----- Supplied data
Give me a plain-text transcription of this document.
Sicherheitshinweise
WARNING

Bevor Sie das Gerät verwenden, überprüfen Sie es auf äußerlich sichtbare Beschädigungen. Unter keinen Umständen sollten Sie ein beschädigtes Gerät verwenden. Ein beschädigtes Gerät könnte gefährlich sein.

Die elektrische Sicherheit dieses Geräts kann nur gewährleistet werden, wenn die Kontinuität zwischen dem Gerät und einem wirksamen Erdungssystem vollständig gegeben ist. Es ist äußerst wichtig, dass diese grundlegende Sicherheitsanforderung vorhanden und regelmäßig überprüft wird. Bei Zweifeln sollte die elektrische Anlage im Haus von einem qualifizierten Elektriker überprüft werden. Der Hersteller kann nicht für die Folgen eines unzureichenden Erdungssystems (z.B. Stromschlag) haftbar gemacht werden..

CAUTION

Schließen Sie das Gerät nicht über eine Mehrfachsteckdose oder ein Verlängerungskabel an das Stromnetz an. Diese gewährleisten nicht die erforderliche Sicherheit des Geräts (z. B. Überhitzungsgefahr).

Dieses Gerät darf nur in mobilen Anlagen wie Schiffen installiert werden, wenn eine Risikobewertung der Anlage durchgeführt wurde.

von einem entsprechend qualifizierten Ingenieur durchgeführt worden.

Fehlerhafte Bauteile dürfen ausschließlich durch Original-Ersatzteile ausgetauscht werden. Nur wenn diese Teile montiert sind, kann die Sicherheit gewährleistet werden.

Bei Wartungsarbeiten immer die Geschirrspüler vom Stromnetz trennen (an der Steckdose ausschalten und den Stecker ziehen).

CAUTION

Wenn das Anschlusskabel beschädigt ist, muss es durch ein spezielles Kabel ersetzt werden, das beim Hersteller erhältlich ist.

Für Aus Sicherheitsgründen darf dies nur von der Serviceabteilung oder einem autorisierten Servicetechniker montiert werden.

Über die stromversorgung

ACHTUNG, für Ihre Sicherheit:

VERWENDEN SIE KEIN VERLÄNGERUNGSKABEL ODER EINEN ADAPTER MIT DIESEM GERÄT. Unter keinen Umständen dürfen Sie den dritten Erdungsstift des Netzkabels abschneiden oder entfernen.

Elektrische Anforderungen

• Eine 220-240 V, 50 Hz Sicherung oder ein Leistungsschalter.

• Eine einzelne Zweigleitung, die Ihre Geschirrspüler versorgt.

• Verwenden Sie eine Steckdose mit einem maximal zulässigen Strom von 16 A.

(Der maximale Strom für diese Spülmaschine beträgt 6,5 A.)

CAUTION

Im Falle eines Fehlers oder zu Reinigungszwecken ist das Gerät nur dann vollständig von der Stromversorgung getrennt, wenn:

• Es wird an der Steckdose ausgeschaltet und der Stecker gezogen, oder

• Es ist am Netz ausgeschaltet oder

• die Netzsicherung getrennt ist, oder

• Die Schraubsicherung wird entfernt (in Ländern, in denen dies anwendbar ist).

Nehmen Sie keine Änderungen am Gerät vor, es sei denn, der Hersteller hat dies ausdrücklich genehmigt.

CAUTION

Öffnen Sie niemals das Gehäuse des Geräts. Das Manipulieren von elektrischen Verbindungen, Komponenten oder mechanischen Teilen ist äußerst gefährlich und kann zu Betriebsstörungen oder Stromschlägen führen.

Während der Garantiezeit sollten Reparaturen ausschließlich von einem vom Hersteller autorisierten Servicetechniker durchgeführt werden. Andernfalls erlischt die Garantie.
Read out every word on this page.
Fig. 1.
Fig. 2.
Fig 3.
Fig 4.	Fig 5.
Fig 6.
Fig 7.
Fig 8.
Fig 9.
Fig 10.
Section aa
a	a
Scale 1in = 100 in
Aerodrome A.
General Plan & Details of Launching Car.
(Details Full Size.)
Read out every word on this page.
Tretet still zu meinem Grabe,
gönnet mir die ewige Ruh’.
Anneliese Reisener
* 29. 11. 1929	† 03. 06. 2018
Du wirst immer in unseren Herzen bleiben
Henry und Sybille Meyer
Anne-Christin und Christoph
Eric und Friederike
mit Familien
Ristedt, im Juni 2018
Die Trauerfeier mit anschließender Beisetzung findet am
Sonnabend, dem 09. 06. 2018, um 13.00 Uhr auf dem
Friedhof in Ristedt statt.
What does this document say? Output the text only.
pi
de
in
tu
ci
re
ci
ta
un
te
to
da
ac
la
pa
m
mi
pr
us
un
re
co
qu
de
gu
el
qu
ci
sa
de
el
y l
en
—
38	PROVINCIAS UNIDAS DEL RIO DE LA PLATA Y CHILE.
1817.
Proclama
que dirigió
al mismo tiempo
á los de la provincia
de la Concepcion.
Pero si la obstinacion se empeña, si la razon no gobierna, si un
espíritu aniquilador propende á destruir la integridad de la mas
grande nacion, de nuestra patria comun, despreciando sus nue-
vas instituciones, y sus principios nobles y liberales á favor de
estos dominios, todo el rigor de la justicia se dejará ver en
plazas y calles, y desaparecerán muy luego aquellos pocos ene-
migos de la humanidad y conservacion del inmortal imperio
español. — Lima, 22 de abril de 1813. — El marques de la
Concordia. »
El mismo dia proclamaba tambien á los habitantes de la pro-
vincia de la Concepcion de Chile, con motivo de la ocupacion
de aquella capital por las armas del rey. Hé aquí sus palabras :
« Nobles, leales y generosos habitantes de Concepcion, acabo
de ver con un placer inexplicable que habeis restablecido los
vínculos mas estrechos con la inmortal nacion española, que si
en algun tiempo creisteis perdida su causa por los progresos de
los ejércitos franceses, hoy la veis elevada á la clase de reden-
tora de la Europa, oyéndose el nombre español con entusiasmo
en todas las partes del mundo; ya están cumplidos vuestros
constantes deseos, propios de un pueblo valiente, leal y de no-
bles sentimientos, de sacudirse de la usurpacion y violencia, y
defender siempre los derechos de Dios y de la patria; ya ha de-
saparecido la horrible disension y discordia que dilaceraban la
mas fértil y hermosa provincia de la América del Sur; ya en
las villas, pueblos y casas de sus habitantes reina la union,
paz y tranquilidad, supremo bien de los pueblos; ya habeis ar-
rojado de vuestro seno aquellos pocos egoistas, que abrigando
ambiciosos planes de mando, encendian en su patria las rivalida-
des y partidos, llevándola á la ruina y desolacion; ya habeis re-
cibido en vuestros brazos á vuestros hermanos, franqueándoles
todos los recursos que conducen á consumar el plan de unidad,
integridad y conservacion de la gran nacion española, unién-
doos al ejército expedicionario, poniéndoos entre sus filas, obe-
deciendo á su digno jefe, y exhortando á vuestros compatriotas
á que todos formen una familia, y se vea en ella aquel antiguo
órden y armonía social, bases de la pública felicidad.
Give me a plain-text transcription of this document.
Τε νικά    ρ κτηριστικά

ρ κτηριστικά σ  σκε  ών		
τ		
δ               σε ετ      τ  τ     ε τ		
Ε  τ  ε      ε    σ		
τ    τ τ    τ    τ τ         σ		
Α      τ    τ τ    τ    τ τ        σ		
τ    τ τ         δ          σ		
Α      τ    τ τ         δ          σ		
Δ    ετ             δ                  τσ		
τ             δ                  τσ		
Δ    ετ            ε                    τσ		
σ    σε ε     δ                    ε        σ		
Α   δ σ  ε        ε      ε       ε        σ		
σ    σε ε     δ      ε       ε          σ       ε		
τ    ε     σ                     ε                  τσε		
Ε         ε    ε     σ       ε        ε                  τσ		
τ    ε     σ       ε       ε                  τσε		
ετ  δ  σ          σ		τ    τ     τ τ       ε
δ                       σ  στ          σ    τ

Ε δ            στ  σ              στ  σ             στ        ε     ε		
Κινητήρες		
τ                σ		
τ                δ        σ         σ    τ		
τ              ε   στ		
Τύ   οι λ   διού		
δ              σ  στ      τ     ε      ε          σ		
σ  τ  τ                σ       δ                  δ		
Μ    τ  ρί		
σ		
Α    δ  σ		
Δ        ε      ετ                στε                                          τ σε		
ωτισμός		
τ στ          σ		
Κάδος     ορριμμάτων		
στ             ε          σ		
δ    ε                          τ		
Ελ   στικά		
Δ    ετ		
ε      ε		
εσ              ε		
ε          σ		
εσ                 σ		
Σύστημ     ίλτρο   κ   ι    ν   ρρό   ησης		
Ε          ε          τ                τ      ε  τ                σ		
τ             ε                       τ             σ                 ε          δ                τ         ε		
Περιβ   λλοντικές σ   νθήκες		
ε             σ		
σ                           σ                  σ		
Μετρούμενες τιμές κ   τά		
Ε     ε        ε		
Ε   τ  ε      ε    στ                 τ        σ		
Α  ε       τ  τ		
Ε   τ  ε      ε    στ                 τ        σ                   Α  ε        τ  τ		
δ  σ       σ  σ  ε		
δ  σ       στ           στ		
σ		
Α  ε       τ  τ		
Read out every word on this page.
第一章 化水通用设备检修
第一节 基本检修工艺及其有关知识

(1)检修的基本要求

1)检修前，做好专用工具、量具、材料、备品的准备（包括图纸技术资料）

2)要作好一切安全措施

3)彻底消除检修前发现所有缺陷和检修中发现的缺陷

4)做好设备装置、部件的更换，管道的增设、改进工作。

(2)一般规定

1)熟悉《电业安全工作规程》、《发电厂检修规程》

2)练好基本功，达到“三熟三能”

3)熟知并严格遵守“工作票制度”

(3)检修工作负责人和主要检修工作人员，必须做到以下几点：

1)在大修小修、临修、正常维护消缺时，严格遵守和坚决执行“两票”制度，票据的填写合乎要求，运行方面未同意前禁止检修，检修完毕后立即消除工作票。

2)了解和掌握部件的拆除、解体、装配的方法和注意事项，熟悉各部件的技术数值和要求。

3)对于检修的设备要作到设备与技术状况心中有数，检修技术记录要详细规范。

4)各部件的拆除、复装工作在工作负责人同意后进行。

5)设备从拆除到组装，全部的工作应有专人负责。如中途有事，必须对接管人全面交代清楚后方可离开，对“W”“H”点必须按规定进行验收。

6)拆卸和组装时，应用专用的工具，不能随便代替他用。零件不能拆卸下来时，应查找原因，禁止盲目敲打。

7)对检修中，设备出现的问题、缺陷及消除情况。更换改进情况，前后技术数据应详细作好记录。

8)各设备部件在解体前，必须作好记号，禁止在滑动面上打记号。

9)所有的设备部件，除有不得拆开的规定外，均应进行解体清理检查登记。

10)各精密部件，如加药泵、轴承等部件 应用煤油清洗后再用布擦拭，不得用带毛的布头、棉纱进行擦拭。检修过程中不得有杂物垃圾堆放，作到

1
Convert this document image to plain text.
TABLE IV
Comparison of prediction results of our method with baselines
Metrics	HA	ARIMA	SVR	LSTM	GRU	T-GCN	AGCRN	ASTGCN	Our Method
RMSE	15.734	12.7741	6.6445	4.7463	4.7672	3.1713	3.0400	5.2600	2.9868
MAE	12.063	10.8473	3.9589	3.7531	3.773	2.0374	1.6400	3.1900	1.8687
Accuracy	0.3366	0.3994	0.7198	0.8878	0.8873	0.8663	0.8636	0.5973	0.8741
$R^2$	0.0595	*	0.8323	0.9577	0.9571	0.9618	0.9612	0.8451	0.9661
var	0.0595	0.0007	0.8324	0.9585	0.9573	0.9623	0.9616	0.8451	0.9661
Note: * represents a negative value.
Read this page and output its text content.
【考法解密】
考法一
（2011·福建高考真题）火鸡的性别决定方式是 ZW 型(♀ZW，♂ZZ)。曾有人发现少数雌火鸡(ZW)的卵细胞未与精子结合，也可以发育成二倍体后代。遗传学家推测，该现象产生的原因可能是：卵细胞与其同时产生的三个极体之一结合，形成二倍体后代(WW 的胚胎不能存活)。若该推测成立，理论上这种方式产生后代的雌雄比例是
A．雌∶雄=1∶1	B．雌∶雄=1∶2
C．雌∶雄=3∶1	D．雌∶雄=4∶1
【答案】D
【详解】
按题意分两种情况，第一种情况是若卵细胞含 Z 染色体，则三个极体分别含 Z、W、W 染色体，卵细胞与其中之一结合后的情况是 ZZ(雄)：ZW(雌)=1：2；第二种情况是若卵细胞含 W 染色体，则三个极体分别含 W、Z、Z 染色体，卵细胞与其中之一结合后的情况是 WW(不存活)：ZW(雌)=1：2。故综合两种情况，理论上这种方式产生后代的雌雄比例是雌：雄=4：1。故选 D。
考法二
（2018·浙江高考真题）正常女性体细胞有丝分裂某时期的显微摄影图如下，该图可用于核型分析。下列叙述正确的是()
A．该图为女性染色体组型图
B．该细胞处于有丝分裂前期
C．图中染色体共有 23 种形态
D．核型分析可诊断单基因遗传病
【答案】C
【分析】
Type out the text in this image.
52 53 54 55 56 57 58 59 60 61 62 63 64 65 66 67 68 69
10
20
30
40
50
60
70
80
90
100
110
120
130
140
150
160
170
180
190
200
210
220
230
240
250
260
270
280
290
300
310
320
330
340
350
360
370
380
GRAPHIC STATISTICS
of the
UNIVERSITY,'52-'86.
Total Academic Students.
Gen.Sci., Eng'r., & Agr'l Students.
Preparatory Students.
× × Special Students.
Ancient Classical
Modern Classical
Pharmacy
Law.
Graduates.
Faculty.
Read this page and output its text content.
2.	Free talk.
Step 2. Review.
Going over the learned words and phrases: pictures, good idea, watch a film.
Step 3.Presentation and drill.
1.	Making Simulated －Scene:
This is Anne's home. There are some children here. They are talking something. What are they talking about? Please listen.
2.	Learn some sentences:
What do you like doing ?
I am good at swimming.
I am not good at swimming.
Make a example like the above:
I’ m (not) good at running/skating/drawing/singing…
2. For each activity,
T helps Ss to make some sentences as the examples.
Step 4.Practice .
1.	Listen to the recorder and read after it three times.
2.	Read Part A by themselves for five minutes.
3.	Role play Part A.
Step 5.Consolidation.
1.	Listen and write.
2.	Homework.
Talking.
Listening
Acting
----------
→ **Set task**: Go through the listing above and pull out each line containing the word "Concepcion".

→ **Answer to the task**:
de la Concepcion.
vincia de la Concepcion de Chile, con motivo de la ocupacion
« Nobles, leales y generosos habitantes de Concepcion, acabo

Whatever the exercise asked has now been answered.